# [WHAT TO DO]
Pick out all lines with the word "than" from the records that follow.

Lines of data
—————

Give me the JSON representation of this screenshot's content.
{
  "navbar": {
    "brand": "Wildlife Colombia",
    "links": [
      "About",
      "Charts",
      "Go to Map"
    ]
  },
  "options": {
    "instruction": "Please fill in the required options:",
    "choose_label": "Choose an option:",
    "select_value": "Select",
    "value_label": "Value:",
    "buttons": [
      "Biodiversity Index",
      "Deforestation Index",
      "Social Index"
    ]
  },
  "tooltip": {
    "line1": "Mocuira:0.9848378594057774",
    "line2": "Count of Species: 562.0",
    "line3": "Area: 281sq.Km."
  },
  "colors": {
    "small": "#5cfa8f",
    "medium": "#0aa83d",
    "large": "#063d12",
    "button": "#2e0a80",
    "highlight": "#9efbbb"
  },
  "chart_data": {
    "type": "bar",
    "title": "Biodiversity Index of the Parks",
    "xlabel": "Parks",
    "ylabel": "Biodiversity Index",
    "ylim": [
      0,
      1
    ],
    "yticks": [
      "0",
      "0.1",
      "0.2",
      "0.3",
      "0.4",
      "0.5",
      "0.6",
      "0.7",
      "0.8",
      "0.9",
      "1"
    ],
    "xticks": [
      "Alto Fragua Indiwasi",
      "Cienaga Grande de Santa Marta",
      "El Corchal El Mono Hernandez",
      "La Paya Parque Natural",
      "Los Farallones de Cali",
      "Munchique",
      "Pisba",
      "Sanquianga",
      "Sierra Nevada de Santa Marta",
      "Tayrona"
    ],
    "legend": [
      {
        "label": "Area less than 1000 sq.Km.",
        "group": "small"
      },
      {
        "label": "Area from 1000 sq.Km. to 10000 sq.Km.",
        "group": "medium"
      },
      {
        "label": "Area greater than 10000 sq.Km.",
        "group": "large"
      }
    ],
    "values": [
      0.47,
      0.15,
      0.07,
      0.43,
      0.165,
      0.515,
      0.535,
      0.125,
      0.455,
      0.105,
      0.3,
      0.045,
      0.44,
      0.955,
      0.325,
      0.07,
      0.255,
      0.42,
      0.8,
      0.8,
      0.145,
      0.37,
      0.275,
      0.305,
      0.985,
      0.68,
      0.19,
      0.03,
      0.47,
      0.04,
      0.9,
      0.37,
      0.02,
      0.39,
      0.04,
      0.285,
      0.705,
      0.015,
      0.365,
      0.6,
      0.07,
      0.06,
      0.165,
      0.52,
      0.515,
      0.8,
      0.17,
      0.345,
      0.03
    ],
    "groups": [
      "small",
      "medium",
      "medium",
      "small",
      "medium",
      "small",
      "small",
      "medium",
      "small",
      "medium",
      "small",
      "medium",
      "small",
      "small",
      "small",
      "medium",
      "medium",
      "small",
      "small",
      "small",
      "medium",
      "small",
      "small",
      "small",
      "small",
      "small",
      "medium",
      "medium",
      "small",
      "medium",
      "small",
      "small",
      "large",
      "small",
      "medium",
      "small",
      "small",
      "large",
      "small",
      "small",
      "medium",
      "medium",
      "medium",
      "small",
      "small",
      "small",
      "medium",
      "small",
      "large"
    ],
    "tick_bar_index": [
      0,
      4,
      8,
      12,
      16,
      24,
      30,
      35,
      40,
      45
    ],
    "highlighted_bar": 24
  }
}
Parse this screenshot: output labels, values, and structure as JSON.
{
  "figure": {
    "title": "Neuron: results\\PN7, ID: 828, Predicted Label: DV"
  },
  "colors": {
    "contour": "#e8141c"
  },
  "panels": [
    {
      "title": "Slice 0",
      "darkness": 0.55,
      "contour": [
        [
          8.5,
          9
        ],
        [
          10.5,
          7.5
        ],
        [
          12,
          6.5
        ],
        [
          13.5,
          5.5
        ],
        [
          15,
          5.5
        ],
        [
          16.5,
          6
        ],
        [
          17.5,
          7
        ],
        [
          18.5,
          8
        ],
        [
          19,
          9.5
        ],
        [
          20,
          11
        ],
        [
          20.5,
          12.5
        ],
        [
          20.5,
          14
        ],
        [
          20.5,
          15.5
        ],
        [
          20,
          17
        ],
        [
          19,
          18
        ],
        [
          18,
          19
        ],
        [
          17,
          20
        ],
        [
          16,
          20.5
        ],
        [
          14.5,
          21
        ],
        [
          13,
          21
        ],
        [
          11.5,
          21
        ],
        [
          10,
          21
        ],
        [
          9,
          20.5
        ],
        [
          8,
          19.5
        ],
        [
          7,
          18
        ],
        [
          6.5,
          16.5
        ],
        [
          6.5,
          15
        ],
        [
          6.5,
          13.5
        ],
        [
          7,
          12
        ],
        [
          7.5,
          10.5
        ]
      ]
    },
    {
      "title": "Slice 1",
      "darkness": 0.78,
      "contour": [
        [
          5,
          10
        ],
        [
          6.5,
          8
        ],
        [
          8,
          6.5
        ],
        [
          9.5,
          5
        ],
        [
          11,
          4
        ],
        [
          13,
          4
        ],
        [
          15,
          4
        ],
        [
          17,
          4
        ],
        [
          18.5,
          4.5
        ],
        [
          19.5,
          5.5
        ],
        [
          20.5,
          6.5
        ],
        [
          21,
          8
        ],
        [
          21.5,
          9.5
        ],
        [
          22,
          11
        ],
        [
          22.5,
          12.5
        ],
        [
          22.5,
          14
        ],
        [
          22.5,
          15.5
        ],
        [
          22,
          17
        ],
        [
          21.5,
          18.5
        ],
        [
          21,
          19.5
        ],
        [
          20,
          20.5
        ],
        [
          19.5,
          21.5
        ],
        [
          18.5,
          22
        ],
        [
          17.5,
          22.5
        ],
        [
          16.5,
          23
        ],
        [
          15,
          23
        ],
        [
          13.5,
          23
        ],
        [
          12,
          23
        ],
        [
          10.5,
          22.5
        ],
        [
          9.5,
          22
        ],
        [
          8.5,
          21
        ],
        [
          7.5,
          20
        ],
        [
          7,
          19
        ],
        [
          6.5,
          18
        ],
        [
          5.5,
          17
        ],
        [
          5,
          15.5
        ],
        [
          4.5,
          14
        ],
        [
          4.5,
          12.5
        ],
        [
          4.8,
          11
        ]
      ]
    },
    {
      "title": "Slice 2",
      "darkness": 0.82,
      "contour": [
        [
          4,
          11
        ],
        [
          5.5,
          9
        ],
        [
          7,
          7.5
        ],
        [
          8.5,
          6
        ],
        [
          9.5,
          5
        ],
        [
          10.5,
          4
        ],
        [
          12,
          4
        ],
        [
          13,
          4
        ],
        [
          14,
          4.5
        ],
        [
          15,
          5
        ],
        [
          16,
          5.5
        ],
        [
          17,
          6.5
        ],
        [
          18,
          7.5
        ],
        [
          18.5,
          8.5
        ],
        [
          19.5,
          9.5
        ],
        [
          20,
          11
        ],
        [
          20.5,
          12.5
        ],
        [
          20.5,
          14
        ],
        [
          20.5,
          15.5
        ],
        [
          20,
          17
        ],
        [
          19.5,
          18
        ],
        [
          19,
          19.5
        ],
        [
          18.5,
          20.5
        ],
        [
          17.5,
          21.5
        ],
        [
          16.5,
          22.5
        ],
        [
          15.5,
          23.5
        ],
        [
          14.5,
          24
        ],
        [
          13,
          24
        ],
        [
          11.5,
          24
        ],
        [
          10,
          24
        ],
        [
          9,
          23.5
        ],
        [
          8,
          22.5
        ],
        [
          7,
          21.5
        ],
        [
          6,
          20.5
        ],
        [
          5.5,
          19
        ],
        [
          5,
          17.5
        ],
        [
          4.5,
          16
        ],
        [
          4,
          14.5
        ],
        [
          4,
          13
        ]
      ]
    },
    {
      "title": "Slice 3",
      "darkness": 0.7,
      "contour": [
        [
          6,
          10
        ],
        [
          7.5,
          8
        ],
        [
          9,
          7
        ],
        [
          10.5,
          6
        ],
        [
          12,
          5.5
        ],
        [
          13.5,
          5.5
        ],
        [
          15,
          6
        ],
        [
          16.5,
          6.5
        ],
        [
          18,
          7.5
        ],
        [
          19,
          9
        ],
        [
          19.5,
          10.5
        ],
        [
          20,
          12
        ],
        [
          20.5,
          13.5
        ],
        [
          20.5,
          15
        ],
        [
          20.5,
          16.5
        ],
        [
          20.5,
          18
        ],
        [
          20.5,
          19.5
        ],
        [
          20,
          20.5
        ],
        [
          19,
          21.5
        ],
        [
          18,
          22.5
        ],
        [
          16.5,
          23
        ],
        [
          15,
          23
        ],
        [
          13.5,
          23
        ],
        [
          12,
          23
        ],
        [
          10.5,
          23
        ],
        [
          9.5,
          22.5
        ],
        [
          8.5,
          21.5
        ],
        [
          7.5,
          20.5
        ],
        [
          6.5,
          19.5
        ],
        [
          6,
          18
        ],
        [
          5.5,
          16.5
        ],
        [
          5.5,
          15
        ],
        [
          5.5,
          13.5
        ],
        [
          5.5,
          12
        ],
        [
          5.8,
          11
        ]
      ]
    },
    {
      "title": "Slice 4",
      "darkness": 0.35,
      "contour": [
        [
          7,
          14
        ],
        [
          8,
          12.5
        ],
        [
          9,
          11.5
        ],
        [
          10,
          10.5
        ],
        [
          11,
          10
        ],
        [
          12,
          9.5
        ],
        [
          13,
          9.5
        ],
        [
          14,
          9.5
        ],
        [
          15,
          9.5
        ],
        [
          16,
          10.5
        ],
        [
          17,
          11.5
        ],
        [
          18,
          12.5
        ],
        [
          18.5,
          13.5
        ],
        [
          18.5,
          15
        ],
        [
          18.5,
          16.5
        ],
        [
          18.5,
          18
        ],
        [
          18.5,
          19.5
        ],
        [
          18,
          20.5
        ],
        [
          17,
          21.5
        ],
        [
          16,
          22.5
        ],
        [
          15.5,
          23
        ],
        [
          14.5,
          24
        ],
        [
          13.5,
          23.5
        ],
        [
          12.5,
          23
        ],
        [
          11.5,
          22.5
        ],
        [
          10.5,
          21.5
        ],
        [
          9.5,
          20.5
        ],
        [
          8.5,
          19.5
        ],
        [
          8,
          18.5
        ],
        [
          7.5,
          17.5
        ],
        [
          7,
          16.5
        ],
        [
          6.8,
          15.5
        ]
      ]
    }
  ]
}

—————

# [SOLUTION]
        "label": "Area less than 1000 sq.Km.",
        "label": "Area greater than 10000 sq.Km.",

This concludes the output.